## REQUIRED WORK
Every line below is to be copied exactly, with the pictures left out.

[Collected data]

--

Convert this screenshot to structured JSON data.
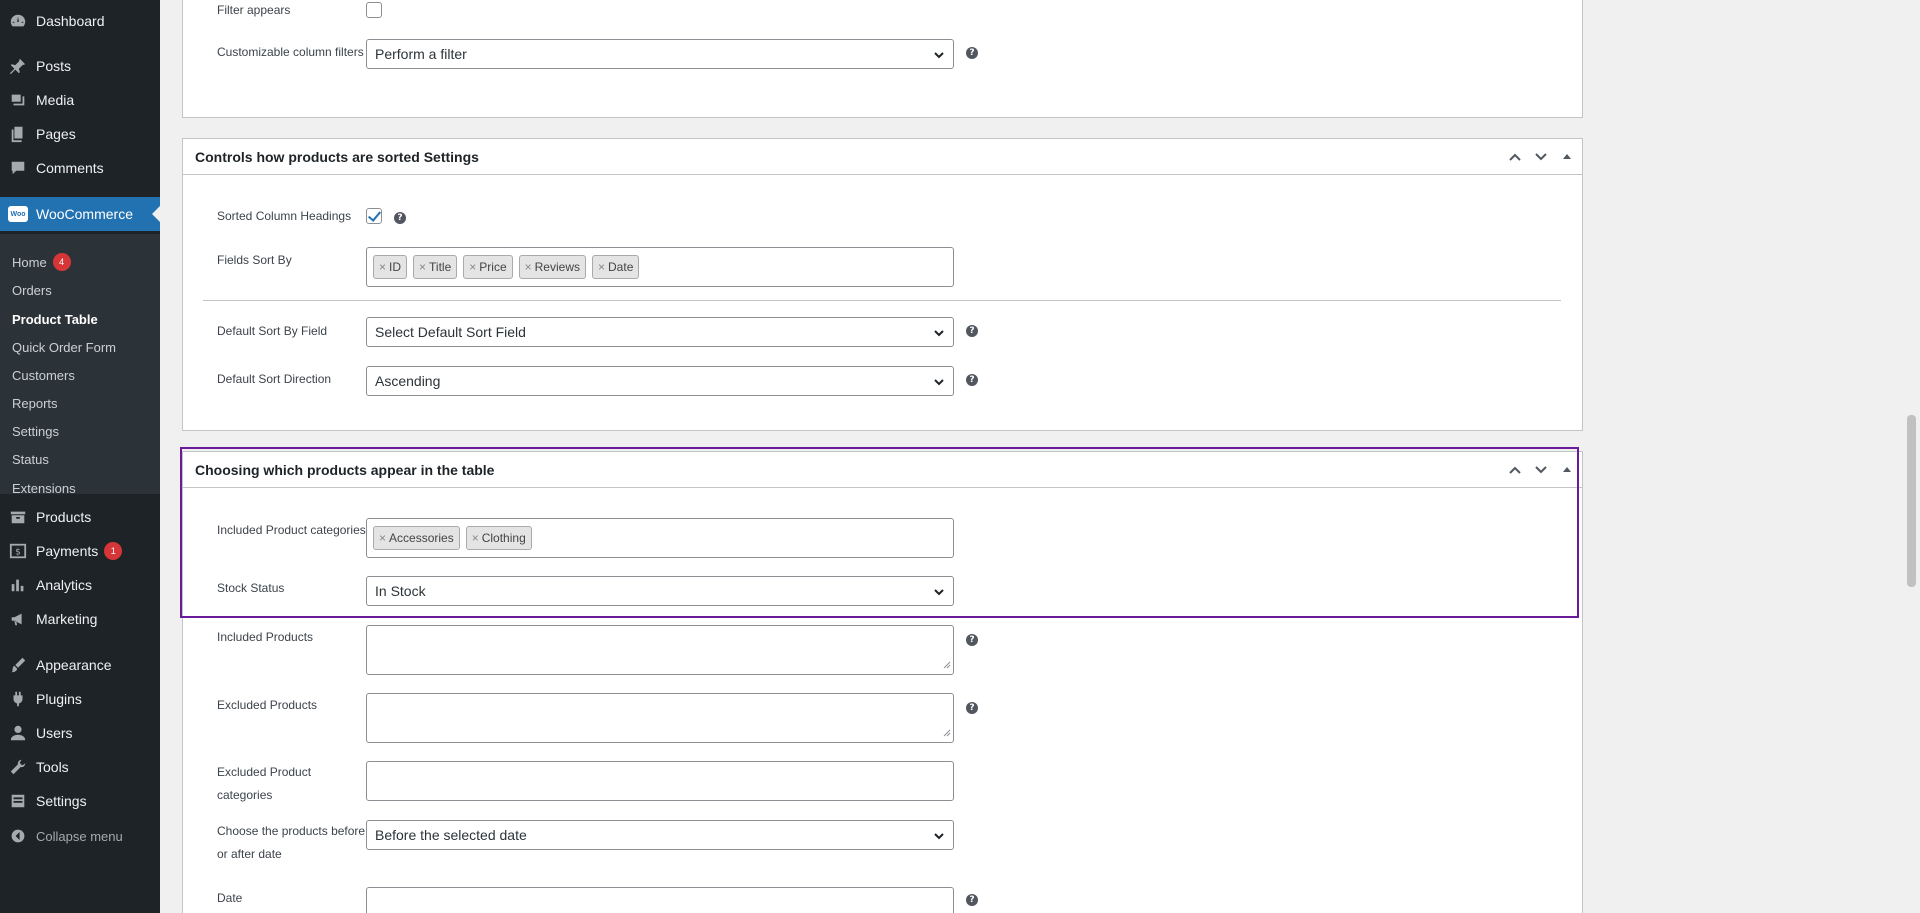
{
  "sidebar": {
    "menu": {
      "dashboard": "Dashboard",
      "posts": "Posts",
      "media": "Media",
      "pages": "Pages",
      "comments": "Comments",
      "woocommerce": "WooCommerce",
      "products": "Products",
      "payments": "Payments",
      "analytics": "Analytics",
      "marketing": "Marketing",
      "appearance": "Appearance",
      "plugins": "Plugins",
      "users": "Users",
      "tools": "Tools",
      "settings": "Settings",
      "collapse": "Collapse menu"
    },
    "woo_logo": "Woo",
    "badges": {
      "home": "4",
      "payments": "1"
    },
    "submenu": {
      "home": "Home",
      "orders": "Orders",
      "product_table": "Product Table",
      "quick_order_form": "Quick Order Form",
      "customers": "Customers",
      "reports": "Reports",
      "settings": "Settings",
      "status": "Status",
      "extensions": "Extensions"
    }
  },
  "panel_filters": {
    "filter_appears_label": "Filter appears",
    "custom_filters_label": "Customizable column filters",
    "custom_filters_value": "Perform a filter"
  },
  "panel_sort": {
    "title": "Controls how products are sorted Settings",
    "sorted_headings_label": "Sorted Column Headings",
    "fields_sort_by_label": "Fields Sort By",
    "fields_sort_by_tags": [
      "ID",
      "Title",
      "Price",
      "Reviews",
      "Date"
    ],
    "default_sort_field_label": "Default Sort By Field",
    "default_sort_field_value": "Select Default Sort Field",
    "default_sort_dir_label": "Default Sort Direction",
    "default_sort_dir_value": "Ascending"
  },
  "panel_choose": {
    "title": "Choosing which products appear in the table",
    "included_categories_label": "Included Product categories",
    "included_categories_tags": [
      "Accessories",
      "Clothing"
    ],
    "stock_status_label": "Stock Status",
    "stock_status_value": "In Stock",
    "included_products_label": "Included Products",
    "excluded_products_label": "Excluded Products",
    "excluded_categories_label": "Excluded Product categories",
    "before_after_label": "Choose the products before or after date",
    "before_after_value": "Before the selected date",
    "date_label": "Date"
  },
  "help_glyph": "?",
  "tag_remove_glyph": "×",
  "colors": {
    "sidebar_bg": "#1d2327",
    "active_menu": "#2271b1",
    "highlight_border": "#6a1b9a",
    "badge": "#d63638"
  }
}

--

## SOLUTION TO THE PROBLEM
Convert this screenshot to structured JSON data.
{
  "sidebar": {
    "menu": {
      "dashboard": "Dashboard",
      "posts": "Posts",
      "media": "Media",
      "pages": "Pages",
      "comments": "Comments",
      "woocommerce": "WooCommerce",
      "products": "Products",
      "payments": "Payments",
      "analytics": "Analytics",
      "marketing": "Marketing",
      "appearance": "Appearance",
      "plugins": "Plugins",
      "users": "Users",
      "tools": "Tools",
      "settings": "Settings",
      "collapse": "Collapse menu"
    },
    "woo_logo": "Woo",
    "badges": {
      "home": "4",
      "payments": "1"
    },
    "submenu": {
      "home": "Home",
      "orders": "Orders",
      "product_table": "Product Table",
      "quick_order_form": "Quick Order Form",
      "customers": "Customers",
      "reports": "Reports",
      "settings": "Settings",
      "status": "Status",
      "extensions": "Extensions"
    }
  },
  "panel_filters": {
    "filter_appears_label": "Filter appears",
    "custom_filters_label": "Customizable column filters",
    "custom_filters_value": "Perform a filter"
  },
  "panel_sort": {
    "title": "Controls how products are sorted Settings",
    "sorted_headings_label": "Sorted Column Headings",
    "fields_sort_by_label": "Fields Sort By",
    "fields_sort_by_tags": [
      "ID",
      "Title",
      "Price",
      "Reviews",
      "Date"
    ],
    "default_sort_field_label": "Default Sort By Field",
    "default_sort_field_value": "Select Default Sort Field",
    "default_sort_dir_label": "Default Sort Direction",
    "default_sort_dir_value": "Ascending"
  },
  "panel_choose": {
    "title": "Choosing which products appear in the table",
    "included_categories_label": "Included Product categories",
    "included_categories_tags": [
      "Accessories",
      "Clothing"
    ],
    "stock_status_label": "Stock Status",
    "stock_status_value": "In Stock",
    "included_products_label": "Included Products",
    "excluded_products_label": "Excluded Products",
    "excluded_categories_label": "Excluded Product categories",
    "before_after_label": "Choose the products before or after date",
    "before_after_value": "Before the selected date",
    "date_label": "Date"
  },
  "help_glyph": "?",
  "tag_remove_glyph": "×",
  "colors": {
    "sidebar_bg": "#1d2327",
    "active_menu": "#2271b1",
    "highlight_border": "#6a1b9a",
    "badge": "#d63638"
  }
}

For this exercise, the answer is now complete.